GOAL OF THE EXERCISE:
Below are some records; reproduce every one of them exactly.

DATA SUPPLIED:
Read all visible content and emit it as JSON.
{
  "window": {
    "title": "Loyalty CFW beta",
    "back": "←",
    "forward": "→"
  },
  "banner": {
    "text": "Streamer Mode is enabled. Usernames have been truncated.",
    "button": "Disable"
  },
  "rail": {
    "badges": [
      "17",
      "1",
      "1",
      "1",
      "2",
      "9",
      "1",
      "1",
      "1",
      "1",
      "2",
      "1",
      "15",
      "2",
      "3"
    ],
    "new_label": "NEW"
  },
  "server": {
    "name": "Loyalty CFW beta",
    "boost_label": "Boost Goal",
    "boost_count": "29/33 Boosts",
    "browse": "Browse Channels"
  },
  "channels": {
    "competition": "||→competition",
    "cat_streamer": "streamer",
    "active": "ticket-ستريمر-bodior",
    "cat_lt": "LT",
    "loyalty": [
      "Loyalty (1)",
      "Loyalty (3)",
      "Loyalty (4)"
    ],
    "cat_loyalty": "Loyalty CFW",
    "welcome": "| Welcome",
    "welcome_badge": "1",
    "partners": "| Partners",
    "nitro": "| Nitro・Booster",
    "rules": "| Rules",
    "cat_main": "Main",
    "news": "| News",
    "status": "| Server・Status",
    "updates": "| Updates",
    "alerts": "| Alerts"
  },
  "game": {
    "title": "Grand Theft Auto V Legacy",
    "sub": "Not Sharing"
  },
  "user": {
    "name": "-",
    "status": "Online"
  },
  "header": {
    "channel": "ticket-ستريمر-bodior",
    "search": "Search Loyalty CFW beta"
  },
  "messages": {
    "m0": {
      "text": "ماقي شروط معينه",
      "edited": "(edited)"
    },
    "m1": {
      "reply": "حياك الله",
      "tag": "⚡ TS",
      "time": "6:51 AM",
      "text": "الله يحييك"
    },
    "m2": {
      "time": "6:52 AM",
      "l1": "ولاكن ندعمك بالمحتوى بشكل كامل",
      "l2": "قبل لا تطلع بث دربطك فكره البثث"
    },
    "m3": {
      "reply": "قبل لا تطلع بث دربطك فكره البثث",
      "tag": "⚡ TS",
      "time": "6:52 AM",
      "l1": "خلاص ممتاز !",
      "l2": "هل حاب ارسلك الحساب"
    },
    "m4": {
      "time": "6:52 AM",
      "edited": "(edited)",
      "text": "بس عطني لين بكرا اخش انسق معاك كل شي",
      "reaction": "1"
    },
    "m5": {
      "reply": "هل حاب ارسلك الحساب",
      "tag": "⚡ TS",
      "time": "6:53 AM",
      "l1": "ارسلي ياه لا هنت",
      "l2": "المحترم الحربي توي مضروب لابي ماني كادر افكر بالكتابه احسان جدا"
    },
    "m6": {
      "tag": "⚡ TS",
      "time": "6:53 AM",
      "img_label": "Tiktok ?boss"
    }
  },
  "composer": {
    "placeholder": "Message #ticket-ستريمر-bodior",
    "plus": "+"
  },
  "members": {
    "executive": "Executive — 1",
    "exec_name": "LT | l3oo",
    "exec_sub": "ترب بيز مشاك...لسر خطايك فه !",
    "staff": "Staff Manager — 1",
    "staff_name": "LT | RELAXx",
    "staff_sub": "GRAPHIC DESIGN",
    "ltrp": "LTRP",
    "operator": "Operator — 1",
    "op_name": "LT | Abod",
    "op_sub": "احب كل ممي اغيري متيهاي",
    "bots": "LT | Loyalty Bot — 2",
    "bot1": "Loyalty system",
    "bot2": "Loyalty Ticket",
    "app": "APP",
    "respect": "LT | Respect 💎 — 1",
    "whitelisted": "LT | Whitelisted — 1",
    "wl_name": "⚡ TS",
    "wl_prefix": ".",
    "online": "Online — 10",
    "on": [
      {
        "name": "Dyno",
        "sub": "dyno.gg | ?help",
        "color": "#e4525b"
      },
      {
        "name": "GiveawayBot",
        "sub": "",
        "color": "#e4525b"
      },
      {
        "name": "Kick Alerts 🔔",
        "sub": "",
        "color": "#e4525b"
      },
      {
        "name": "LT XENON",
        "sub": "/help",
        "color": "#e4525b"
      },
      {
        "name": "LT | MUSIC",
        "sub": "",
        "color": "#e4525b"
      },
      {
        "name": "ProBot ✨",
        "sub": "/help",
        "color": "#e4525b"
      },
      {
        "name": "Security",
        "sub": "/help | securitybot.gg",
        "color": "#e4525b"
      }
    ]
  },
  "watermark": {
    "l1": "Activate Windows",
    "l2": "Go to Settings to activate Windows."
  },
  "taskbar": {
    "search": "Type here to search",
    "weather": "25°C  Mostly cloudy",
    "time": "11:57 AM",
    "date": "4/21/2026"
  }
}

ANSWER IN FULL:
Read all visible content and emit it as JSON.
{
  "window": {
    "title": "Loyalty CFW beta",
    "back": "←",
    "forward": "→"
  },
  "banner": {
    "text": "Streamer Mode is enabled. Usernames have been truncated.",
    "button": "Disable"
  },
  "rail": {
    "badges": [
      "17",
      "1",
      "1",
      "1",
      "2",
      "9",
      "1",
      "1",
      "1",
      "1",
      "2",
      "1",
      "15",
      "2",
      "3"
    ],
    "new_label": "NEW"
  },
  "server": {
    "name": "Loyalty CFW beta",
    "boost_label": "Boost Goal",
    "boost_count": "29/33 Boosts",
    "browse": "Browse Channels"
  },
  "channels": {
    "competition": "||→competition",
    "cat_streamer": "streamer",
    "active": "ticket-ستريمر-bodior",
    "cat_lt": "LT",
    "loyalty": [
      "Loyalty (1)",
      "Loyalty (3)",
      "Loyalty (4)"
    ],
    "cat_loyalty": "Loyalty CFW",
    "welcome": "| Welcome",
    "welcome_badge": "1",
    "partners": "| Partners",
    "nitro": "| Nitro・Booster",
    "rules": "| Rules",
    "cat_main": "Main",
    "news": "| News",
    "status": "| Server・Status",
    "updates": "| Updates",
    "alerts": "| Alerts"
  },
  "game": {
    "title": "Grand Theft Auto V Legacy",
    "sub": "Not Sharing"
  },
  "user": {
    "name": "-",
    "status": "Online"
  },
  "header": {
    "channel": "ticket-ستريمر-bodior",
    "search": "Search Loyalty CFW beta"
  },
  "messages": {
    "m0": {
      "text": "ماقي شروط معينه",
      "edited": "(edited)"
    },
    "m1": {
      "reply": "حياك الله",
      "tag": "⚡ TS",
      "time": "6:51 AM",
      "text": "الله يحييك"
    },
    "m2": {
      "time": "6:52 AM",
      "l1": "ولاكن ندعمك بالمحتوى بشكل كامل",
      "l2": "قبل لا تطلع بث دربطك فكره البثث"
    },
    "m3": {
      "reply": "قبل لا تطلع بث دربطك فكره البثث",
      "tag": "⚡ TS",
      "time": "6:52 AM",
      "l1": "خلاص ممتاز !",
      "l2": "هل حاب ارسلك الحساب"
    },
    "m4": {
      "time": "6:52 AM",
      "edited": "(edited)",
      "text": "بس عطني لين بكرا اخش انسق معاك كل شي",
      "reaction": "1"
    },
    "m5": {
      "reply": "هل حاب ارسلك الحساب",
      "tag": "⚡ TS",
      "time": "6:53 AM",
      "l1": "ارسلي ياه لا هنت",
      "l2": "المحترم الحربي توي مضروب لابي ماني كادر افكر بالكتابه احسان جدا"
    },
    "m6": {
      "tag": "⚡ TS",
      "time": "6:53 AM",
      "img_label": "Tiktok ?boss"
    }
  },
  "composer": {
    "placeholder": "Message #ticket-ستريمر-bodior",
    "plus": "+"
  },
  "members": {
    "executive": "Executive — 1",
    "exec_name": "LT | l3oo",
    "exec_sub": "ترب بيز مشاك...لسر خطايك فه !",
    "staff": "Staff Manager — 1",
    "staff_name": "LT | RELAXx",
    "staff_sub": "GRAPHIC DESIGN",
    "ltrp": "LTRP",
    "operator": "Operator — 1",
    "op_name": "LT | Abod",
    "op_sub": "احب كل ممي اغيري متيهاي",
    "bots": "LT | Loyalty Bot — 2",
    "bot1": "Loyalty system",
    "bot2": "Loyalty Ticket",
    "app": "APP",
    "respect": "LT | Respect 💎 — 1",
    "whitelisted": "LT | Whitelisted — 1",
    "wl_name": "⚡ TS",
    "wl_prefix": ".",
    "online": "Online — 10",
    "on": [
      {
        "name": "Dyno",
        "sub": "dyno.gg | ?help",
        "color": "#e4525b"
      },
      {
        "name": "GiveawayBot",
        "sub": "",
        "color": "#e4525b"
      },
      {
        "name": "Kick Alerts 🔔",
        "sub": "",
        "color": "#e4525b"
      },
      {
        "name": "LT XENON",
        "sub": "/help",
        "color": "#e4525b"
      },
      {
        "name": "LT | MUSIC",
        "sub": "",
        "color": "#e4525b"
      },
      {
        "name": "ProBot ✨",
        "sub": "/help",
        "color": "#e4525b"
      },
      {
        "name": "Security",
        "sub": "/help | securitybot.gg",
        "color": "#e4525b"
      }
    ]
  },
  "watermark": {
    "l1": "Activate Windows",
    "l2": "Go to Settings to activate Windows."
  },
  "taskbar": {
    "search": "Type here to search",
    "weather": "25°C  Mostly cloudy",
    "time": "11:57 AM",
    "date": "4/21/2026"
  }
}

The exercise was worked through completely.